══ Provided data

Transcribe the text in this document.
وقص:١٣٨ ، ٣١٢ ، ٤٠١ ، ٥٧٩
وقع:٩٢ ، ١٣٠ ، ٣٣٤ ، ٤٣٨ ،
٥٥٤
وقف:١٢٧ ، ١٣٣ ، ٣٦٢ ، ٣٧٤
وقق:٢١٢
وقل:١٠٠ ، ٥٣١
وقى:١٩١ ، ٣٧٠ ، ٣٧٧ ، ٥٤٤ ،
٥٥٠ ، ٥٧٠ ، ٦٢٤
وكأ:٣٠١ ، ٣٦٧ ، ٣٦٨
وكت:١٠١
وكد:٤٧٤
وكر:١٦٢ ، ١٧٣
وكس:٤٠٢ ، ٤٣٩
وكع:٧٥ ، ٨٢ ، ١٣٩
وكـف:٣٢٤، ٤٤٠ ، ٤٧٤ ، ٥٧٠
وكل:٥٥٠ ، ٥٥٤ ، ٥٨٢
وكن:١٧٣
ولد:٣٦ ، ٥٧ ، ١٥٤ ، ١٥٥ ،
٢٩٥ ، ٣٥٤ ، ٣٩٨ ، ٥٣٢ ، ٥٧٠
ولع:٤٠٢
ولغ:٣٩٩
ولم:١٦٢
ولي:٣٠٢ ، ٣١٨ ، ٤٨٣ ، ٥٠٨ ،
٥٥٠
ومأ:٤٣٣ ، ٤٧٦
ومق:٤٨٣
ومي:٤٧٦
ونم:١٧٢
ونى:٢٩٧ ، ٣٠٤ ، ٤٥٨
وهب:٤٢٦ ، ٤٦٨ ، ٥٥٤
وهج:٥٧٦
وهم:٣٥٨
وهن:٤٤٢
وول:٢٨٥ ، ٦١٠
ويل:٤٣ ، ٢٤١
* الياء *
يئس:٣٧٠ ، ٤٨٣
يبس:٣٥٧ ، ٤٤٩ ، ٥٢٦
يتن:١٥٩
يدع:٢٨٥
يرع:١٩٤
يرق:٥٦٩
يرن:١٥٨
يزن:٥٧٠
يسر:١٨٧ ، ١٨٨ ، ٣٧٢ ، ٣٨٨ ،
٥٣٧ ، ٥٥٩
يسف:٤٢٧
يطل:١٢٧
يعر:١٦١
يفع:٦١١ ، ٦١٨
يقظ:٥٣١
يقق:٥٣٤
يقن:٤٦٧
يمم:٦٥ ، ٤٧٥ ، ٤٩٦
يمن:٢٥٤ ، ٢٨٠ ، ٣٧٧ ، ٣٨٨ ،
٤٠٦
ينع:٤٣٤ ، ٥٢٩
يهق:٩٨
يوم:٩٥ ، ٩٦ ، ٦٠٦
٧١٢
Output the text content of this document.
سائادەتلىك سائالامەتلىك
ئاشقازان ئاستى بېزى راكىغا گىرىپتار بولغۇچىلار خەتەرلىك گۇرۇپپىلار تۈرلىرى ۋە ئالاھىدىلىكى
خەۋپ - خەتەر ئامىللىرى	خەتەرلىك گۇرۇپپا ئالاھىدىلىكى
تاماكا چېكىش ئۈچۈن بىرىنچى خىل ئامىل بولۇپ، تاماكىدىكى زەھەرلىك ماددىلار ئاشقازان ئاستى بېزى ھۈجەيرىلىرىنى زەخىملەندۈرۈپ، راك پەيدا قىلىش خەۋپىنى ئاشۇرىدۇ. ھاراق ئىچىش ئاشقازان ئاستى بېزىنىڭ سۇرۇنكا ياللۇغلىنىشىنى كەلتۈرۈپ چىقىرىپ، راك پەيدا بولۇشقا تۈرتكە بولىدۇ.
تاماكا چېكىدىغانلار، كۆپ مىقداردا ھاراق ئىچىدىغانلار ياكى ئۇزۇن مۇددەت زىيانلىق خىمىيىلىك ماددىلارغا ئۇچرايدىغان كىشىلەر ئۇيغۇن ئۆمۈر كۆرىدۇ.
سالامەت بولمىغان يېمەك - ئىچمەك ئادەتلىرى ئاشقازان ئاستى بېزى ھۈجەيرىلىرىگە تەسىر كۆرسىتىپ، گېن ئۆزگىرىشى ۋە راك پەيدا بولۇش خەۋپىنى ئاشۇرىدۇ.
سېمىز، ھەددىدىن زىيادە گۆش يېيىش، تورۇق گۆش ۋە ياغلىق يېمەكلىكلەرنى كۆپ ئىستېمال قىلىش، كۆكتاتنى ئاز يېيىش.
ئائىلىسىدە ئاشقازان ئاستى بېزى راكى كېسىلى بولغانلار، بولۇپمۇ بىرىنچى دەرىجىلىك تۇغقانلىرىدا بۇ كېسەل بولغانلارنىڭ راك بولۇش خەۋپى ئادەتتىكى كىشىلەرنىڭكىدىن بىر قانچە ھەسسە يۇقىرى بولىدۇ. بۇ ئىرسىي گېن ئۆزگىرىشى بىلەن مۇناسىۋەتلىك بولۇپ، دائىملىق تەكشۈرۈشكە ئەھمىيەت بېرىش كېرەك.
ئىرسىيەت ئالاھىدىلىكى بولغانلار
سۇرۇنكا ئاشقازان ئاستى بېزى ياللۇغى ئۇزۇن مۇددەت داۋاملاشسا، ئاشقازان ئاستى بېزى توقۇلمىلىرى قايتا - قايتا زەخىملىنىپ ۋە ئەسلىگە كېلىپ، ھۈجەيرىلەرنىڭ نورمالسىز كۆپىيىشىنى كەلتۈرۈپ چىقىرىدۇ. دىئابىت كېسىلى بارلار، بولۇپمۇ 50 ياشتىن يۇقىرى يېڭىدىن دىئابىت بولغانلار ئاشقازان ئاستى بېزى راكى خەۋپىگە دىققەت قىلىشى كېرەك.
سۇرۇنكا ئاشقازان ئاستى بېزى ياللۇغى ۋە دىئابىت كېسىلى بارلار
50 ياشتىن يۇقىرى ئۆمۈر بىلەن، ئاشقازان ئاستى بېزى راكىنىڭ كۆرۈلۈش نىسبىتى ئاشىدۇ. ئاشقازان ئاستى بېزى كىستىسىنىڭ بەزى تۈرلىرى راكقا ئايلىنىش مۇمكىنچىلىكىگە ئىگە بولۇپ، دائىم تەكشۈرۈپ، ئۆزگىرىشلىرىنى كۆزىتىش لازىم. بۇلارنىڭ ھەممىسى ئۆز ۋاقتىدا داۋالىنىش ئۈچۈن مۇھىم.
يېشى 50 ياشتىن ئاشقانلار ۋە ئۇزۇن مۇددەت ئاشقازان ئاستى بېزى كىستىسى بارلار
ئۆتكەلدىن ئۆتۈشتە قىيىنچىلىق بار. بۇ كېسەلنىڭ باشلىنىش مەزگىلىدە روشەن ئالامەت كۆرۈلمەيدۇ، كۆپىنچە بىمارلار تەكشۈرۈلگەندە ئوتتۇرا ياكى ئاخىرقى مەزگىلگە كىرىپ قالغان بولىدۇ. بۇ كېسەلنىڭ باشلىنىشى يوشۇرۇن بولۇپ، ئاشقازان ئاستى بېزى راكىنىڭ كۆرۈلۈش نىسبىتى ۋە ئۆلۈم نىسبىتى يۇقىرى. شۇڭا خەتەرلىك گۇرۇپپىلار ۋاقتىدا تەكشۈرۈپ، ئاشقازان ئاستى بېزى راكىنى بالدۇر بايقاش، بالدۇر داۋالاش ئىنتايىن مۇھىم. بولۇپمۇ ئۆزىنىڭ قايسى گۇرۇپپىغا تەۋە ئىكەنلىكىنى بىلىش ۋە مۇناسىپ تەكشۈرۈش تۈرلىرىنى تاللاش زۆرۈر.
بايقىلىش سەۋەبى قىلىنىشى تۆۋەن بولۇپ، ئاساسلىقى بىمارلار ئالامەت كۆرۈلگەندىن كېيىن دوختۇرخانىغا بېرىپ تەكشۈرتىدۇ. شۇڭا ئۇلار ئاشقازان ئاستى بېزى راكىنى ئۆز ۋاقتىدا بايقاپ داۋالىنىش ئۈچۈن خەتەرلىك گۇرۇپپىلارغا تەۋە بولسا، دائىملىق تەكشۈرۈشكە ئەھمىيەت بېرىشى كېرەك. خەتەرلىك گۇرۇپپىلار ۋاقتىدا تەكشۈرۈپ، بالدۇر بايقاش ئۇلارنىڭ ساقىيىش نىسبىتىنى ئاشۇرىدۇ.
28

════

■ Exercise description ■
Extract all lines containing the word "خەۋپىنى".

■ Written answer ■
تاماكا چېكىش ئۈچۈن بىرىنچى خىل ئامىل بولۇپ، تاماكىدىكى زەھەرلىك ماددىلار ئاشقازان ئاستى بېزى ھۈجەيرىلىرىنى زەخىملەندۈرۈپ، راك پەيدا قىلىش خەۋپىنى ئاشۇرىدۇ. ھاراق ئىچىش ئاشقازان ئاستى بېزىنىڭ سۇرۇنكا ياللۇغلىنىشىنى كەلتۈرۈپ چىقىرىپ، راك پەيدا بولۇشقا تۈرتكە بولىدۇ.
سالامەت بولمىغان يېمەك - ئىچمەك ئادەتلىرى ئاشقازان ئاستى بېزى ھۈجەيرىلىرىگە تەسىر كۆرسىتىپ، گېن ئۆزگىرىشى ۋە راك پەيدا بولۇش خەۋپىنى ئاشۇرىدۇ.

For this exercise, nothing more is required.